DATA EXTRACT ::
========================================
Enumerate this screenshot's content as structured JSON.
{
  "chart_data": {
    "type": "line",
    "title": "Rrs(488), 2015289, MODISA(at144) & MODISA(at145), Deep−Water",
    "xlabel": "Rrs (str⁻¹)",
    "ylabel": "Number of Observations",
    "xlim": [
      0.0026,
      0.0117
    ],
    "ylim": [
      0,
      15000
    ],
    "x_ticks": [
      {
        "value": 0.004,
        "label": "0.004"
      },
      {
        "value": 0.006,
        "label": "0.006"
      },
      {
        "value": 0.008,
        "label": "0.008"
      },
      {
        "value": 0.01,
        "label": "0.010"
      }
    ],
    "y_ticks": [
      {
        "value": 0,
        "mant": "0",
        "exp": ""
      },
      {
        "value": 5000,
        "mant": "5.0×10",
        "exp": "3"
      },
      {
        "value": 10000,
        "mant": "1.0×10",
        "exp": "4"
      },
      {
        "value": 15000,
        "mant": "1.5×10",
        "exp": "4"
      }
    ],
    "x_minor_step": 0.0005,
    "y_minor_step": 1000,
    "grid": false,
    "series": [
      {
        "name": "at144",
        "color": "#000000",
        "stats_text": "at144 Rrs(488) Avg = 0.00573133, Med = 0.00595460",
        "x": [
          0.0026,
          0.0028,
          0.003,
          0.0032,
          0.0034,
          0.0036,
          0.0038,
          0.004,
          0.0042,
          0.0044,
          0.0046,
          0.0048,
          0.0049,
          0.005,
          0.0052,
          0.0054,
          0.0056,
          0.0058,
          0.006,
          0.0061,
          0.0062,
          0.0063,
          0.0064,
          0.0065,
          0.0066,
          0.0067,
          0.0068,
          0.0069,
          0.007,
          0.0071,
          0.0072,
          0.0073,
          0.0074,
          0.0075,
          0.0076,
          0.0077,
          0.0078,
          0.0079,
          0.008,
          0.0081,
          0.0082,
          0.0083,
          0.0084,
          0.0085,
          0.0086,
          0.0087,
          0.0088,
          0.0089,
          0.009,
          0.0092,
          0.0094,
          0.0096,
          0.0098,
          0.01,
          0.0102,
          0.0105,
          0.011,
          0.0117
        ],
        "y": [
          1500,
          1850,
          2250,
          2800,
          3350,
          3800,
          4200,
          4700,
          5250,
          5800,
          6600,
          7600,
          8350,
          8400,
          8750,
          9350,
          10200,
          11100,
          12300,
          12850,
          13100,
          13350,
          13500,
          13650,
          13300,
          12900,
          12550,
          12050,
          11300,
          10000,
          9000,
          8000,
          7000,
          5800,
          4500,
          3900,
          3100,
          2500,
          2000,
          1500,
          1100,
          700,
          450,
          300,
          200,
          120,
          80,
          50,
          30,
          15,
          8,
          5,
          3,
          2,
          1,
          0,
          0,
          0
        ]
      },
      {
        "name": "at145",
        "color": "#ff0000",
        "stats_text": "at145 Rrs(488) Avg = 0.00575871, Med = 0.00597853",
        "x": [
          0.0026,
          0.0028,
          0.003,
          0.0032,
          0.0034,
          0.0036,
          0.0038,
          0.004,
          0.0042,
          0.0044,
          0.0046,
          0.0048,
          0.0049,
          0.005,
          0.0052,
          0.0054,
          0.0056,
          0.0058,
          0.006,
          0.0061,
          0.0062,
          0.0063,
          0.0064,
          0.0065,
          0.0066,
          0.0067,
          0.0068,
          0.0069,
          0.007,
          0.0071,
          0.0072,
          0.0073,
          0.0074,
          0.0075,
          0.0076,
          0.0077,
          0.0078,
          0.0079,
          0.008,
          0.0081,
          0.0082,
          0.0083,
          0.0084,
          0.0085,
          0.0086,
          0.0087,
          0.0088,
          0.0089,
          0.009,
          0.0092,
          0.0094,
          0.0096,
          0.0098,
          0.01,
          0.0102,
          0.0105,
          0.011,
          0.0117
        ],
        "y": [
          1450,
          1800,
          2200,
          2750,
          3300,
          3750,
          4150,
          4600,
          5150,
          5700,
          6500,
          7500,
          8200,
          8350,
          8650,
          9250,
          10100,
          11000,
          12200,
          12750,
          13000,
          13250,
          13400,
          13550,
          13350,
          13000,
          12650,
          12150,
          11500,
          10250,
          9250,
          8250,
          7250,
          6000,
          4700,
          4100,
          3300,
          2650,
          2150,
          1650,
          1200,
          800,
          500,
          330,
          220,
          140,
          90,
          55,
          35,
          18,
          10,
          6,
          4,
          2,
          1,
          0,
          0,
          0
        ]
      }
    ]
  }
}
========================================
Each line in the listing above that contains "value" should be copied.

SOLUTION BELOW ::
        "value": 0.004,
        "value": 0.006,
        "value": 0.008,
        "value": 0.01,
        "value": 0,
        "value": 5000,
        "value": 10000,
        "value": 15000,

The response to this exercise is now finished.